** start of Data shown **

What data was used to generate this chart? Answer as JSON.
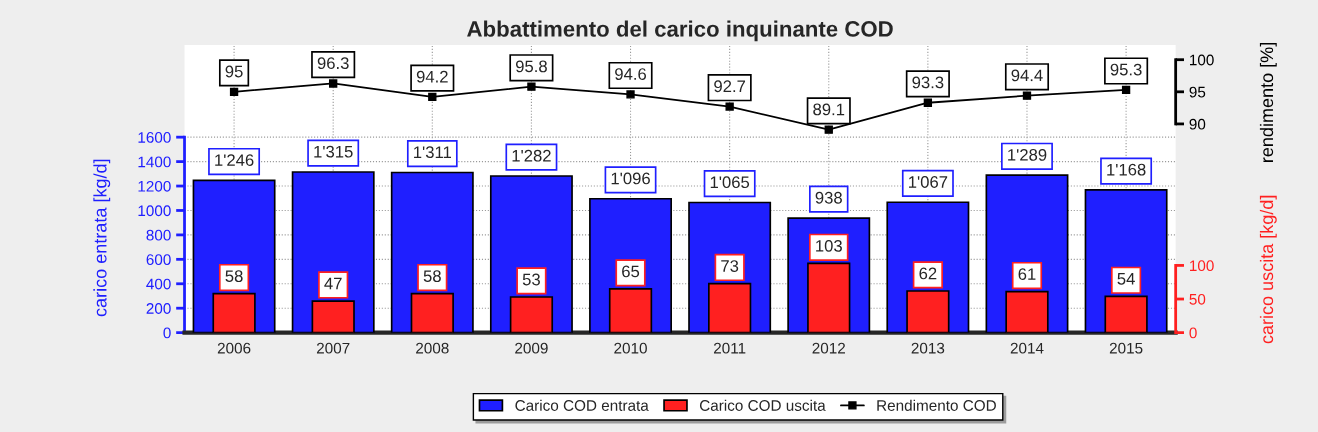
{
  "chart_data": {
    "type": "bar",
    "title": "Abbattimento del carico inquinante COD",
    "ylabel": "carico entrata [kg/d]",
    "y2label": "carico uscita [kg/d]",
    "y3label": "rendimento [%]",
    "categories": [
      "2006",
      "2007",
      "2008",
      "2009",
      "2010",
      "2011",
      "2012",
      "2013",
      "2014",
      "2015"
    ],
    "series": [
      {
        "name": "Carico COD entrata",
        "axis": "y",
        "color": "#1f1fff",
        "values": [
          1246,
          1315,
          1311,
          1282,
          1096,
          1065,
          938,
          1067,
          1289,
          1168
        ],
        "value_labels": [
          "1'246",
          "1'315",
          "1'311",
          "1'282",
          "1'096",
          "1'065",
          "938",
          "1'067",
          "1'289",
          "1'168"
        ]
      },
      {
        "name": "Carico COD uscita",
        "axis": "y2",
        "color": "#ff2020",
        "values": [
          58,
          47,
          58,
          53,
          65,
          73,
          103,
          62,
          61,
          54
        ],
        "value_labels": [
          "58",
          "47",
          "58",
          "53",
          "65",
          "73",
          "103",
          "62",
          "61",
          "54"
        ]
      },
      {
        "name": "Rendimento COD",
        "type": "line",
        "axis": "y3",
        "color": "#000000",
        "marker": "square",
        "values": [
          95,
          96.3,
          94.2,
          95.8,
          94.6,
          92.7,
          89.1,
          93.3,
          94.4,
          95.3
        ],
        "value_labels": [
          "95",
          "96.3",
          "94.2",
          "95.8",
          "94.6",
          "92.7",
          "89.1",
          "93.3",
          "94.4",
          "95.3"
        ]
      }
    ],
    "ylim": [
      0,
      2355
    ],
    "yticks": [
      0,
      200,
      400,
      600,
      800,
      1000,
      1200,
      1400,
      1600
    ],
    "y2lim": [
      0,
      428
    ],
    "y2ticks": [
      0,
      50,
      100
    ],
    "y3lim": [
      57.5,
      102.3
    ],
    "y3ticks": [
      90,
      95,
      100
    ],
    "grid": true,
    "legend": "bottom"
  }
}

** end of Data shown **

Requirement —
Transcribe the whole listing, character for character, but not its images.

Problem solution —
What data was used to generate this chart? Answer as JSON.
{
  "chart_data": {
    "type": "bar",
    "title": "Abbattimento del carico inquinante COD",
    "ylabel": "carico entrata [kg/d]",
    "y2label": "carico uscita [kg/d]",
    "y3label": "rendimento [%]",
    "categories": [
      "2006",
      "2007",
      "2008",
      "2009",
      "2010",
      "2011",
      "2012",
      "2013",
      "2014",
      "2015"
    ],
    "series": [
      {
        "name": "Carico COD entrata",
        "axis": "y",
        "color": "#1f1fff",
        "values": [
          1246,
          1315,
          1311,
          1282,
          1096,
          1065,
          938,
          1067,
          1289,
          1168
        ],
        "value_labels": [
          "1'246",
          "1'315",
          "1'311",
          "1'282",
          "1'096",
          "1'065",
          "938",
          "1'067",
          "1'289",
          "1'168"
        ]
      },
      {
        "name": "Carico COD uscita",
        "axis": "y2",
        "color": "#ff2020",
        "values": [
          58,
          47,
          58,
          53,
          65,
          73,
          103,
          62,
          61,
          54
        ],
        "value_labels": [
          "58",
          "47",
          "58",
          "53",
          "65",
          "73",
          "103",
          "62",
          "61",
          "54"
        ]
      },
      {
        "name": "Rendimento COD",
        "type": "line",
        "axis": "y3",
        "color": "#000000",
        "marker": "square",
        "values": [
          95,
          96.3,
          94.2,
          95.8,
          94.6,
          92.7,
          89.1,
          93.3,
          94.4,
          95.3
        ],
        "value_labels": [
          "95",
          "96.3",
          "94.2",
          "95.8",
          "94.6",
          "92.7",
          "89.1",
          "93.3",
          "94.4",
          "95.3"
        ]
      }
    ],
    "ylim": [
      0,
      2355
    ],
    "yticks": [
      0,
      200,
      400,
      600,
      800,
      1000,
      1200,
      1400,
      1600
    ],
    "y2lim": [
      0,
      428
    ],
    "y2ticks": [
      0,
      50,
      100
    ],
    "y3lim": [
      57.5,
      102.3
    ],
    "y3ticks": [
      90,
      95,
      100
    ],
    "grid": true,
    "legend": "bottom"
  }
}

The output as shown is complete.